Records:
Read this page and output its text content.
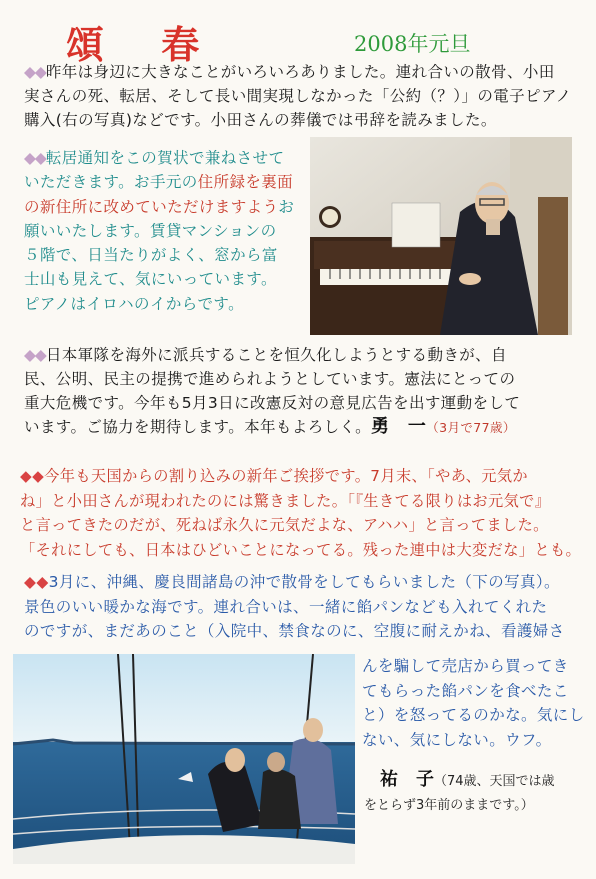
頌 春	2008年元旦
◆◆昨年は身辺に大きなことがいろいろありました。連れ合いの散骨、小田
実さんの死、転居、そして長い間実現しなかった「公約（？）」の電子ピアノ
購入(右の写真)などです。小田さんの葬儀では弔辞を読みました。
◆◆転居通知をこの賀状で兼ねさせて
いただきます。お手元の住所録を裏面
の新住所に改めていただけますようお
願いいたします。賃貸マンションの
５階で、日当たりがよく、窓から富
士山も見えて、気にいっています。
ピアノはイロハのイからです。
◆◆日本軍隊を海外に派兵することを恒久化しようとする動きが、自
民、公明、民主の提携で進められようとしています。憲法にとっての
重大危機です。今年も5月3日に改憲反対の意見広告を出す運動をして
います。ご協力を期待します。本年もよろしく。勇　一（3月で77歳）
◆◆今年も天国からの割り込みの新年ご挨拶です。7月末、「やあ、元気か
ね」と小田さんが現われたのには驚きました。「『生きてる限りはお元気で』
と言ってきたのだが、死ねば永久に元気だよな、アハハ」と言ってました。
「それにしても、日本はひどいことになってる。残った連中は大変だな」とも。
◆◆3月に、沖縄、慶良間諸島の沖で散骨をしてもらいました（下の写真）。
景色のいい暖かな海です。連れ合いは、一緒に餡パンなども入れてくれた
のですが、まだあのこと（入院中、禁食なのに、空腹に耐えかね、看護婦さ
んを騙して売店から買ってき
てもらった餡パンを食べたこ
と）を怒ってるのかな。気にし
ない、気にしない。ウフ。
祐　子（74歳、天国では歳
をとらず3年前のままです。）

==

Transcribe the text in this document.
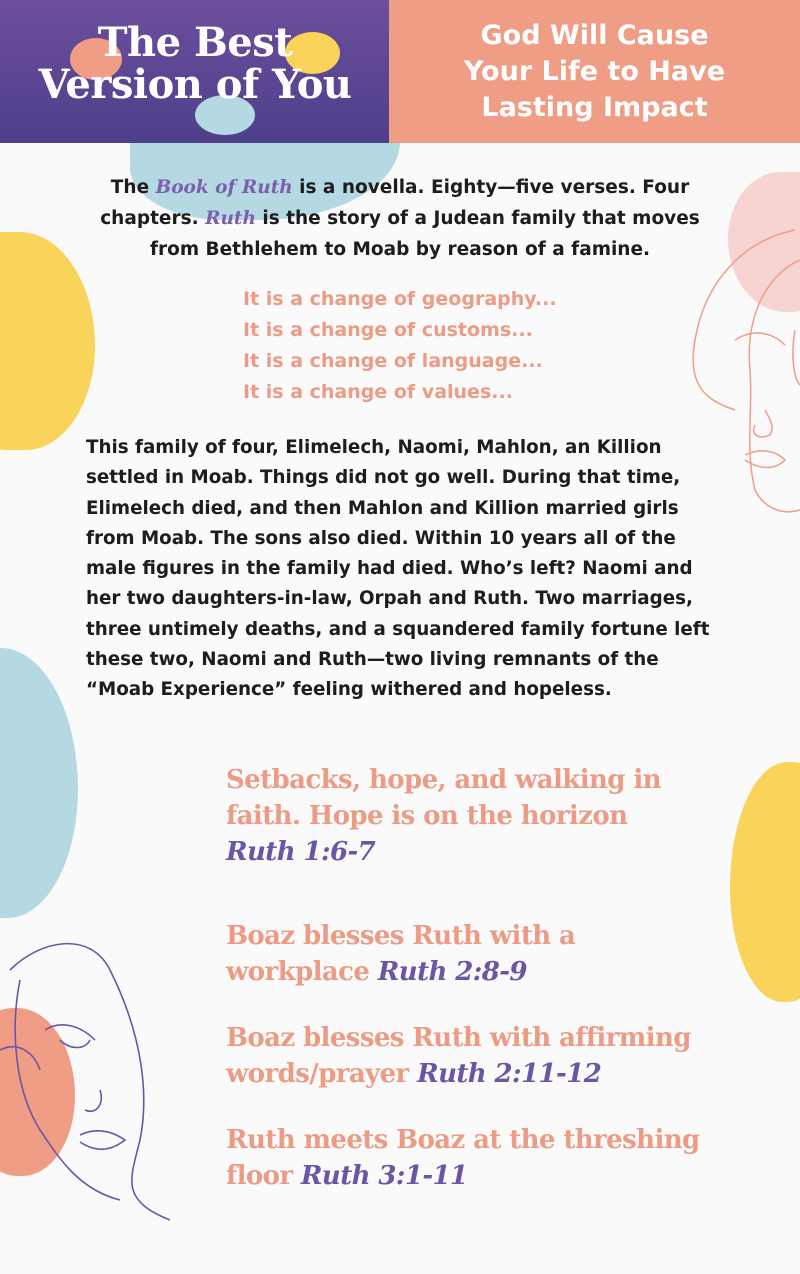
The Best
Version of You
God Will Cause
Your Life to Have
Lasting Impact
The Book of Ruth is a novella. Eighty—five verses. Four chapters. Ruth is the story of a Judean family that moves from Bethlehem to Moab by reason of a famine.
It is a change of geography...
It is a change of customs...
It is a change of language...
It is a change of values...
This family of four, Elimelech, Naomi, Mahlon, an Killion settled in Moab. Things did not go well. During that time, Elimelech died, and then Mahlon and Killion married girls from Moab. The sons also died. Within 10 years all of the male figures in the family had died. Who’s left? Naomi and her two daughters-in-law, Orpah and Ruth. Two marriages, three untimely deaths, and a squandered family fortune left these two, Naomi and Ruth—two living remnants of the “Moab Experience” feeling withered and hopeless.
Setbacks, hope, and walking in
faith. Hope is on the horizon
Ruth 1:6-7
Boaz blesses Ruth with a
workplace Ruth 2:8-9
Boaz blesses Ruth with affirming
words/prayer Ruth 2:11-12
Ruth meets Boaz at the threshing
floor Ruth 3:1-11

Exercise instructions:
Pull out all lines containing "Moab".

The result:
The Book of Ruth is a novella. Eighty—five verses. Four chapters. Ruth is the story of a Judean family that moves from Bethlehem to Moab by reason of a famine.
This family of four, Elimelech, Naomi, Mahlon, an Killion settled in Moab. Things did not go well. During that time, Elimelech died, and then Mahlon and Killion married girls from Moab. The sons also died. Within 10 years all of the male figures in the family had died. Who’s left? Naomi and her two daughters-in-law, Orpah and Ruth. Two marriages, three untimely deaths, and a squandered family fortune left these two, Naomi and Ruth—two living remnants of the “Moab Experience” feeling withered and hopeless.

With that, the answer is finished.